>> BEGIN Available data
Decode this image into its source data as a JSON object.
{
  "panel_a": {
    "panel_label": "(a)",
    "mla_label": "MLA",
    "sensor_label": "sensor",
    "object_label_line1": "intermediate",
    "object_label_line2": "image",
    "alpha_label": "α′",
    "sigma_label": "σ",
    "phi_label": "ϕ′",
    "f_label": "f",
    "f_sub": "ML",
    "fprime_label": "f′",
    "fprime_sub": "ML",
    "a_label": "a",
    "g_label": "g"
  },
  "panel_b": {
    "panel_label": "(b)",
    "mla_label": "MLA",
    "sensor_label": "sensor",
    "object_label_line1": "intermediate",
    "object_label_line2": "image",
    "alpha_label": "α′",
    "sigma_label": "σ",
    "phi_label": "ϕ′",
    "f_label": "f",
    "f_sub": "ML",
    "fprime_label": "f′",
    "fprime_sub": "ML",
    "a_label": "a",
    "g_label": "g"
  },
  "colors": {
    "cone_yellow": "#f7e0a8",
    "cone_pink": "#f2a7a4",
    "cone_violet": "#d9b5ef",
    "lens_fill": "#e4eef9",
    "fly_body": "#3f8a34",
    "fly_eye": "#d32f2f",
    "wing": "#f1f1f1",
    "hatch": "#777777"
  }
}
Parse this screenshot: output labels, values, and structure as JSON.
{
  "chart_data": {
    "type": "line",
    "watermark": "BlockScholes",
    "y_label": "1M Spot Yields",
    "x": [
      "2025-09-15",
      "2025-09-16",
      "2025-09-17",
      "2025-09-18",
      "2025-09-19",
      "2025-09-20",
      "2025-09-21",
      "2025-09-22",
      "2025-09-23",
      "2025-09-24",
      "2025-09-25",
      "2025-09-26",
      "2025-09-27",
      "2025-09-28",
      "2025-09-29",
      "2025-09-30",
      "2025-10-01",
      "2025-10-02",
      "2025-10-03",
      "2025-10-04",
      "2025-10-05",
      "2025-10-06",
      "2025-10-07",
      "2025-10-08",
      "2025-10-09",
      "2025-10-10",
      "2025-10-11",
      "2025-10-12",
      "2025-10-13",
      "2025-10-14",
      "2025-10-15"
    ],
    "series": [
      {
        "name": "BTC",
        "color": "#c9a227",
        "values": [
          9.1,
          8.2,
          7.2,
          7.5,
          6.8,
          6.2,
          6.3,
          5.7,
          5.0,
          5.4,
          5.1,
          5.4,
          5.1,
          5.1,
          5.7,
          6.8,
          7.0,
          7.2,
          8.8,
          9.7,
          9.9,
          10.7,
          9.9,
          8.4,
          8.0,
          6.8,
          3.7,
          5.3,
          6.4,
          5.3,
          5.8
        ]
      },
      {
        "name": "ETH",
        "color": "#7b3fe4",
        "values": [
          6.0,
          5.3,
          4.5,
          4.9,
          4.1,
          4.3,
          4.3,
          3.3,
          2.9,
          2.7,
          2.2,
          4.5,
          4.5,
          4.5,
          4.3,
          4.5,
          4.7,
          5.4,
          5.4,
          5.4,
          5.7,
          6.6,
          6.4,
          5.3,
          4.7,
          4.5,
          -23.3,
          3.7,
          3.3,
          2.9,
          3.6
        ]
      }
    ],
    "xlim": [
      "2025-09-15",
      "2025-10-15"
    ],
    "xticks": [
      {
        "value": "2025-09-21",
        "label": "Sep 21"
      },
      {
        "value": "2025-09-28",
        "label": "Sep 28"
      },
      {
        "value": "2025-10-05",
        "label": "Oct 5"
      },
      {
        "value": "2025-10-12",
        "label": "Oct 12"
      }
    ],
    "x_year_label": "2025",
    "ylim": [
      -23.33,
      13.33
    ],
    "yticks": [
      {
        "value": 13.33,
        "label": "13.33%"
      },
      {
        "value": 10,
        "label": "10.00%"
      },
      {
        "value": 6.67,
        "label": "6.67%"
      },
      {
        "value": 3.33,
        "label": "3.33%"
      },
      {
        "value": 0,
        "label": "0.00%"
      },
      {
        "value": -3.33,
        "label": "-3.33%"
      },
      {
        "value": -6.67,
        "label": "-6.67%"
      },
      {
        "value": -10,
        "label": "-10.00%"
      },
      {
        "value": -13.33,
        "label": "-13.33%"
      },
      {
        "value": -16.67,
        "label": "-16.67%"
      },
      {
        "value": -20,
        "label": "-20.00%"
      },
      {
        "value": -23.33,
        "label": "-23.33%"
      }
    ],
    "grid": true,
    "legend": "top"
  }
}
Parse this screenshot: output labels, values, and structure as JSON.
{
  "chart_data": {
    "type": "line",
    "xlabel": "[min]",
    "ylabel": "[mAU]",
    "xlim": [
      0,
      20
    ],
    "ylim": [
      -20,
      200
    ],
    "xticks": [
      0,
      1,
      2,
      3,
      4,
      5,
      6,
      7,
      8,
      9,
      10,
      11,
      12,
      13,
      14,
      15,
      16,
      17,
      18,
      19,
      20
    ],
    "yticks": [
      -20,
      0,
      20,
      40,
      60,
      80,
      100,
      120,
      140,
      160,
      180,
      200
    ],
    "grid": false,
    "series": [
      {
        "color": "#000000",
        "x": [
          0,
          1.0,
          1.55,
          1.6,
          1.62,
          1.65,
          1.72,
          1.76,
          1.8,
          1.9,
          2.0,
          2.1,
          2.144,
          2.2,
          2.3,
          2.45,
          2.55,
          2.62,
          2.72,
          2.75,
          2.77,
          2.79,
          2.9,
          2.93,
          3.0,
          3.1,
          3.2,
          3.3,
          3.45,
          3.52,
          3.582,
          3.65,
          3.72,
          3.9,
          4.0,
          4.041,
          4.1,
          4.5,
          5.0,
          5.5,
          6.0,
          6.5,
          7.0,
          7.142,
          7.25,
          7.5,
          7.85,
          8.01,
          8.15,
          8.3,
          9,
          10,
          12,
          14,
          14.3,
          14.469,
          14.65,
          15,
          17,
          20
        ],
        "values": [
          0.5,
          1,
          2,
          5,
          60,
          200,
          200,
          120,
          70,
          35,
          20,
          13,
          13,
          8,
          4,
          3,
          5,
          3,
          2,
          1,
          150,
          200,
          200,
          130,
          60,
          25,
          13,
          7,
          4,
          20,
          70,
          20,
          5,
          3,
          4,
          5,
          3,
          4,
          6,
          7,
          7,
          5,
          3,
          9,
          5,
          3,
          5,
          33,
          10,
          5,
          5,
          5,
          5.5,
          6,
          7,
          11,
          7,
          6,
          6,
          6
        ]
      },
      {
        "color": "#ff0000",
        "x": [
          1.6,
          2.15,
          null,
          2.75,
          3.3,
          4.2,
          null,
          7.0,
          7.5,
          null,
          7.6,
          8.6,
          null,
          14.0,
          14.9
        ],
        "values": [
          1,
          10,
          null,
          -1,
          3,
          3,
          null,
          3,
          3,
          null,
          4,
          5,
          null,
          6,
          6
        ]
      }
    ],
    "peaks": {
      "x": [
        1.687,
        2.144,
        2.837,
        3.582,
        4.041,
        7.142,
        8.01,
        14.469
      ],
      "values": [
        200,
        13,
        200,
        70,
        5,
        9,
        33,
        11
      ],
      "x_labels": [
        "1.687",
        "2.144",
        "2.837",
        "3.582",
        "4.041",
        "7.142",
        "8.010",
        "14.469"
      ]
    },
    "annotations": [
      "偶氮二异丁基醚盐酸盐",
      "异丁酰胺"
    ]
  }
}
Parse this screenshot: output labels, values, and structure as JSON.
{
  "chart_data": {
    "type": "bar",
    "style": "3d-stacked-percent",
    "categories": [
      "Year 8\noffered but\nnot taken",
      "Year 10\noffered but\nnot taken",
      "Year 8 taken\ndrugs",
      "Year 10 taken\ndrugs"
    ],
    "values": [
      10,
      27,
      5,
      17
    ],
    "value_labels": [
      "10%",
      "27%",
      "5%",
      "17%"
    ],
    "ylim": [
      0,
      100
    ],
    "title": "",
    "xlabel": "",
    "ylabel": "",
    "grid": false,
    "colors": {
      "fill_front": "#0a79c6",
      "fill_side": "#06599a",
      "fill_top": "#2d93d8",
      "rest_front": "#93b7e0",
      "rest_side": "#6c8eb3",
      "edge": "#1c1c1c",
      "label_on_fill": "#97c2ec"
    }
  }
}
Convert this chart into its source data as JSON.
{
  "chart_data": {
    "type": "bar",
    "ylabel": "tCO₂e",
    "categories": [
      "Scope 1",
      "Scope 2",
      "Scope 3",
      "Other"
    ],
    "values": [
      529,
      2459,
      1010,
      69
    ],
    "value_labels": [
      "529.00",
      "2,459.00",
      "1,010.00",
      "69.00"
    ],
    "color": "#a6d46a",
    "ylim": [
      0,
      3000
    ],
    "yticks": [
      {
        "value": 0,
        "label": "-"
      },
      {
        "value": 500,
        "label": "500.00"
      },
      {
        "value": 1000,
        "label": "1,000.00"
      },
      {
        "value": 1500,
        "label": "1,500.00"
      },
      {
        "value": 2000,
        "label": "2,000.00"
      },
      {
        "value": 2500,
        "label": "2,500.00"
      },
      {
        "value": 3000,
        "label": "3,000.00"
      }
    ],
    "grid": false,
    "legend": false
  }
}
>> END Available data
Written exercise
Show every line where the string "noffered" appears.

Solution to this problem
      "Year 8\noffered but\nnot taken",
      "Year 10\noffered but\nnot taken",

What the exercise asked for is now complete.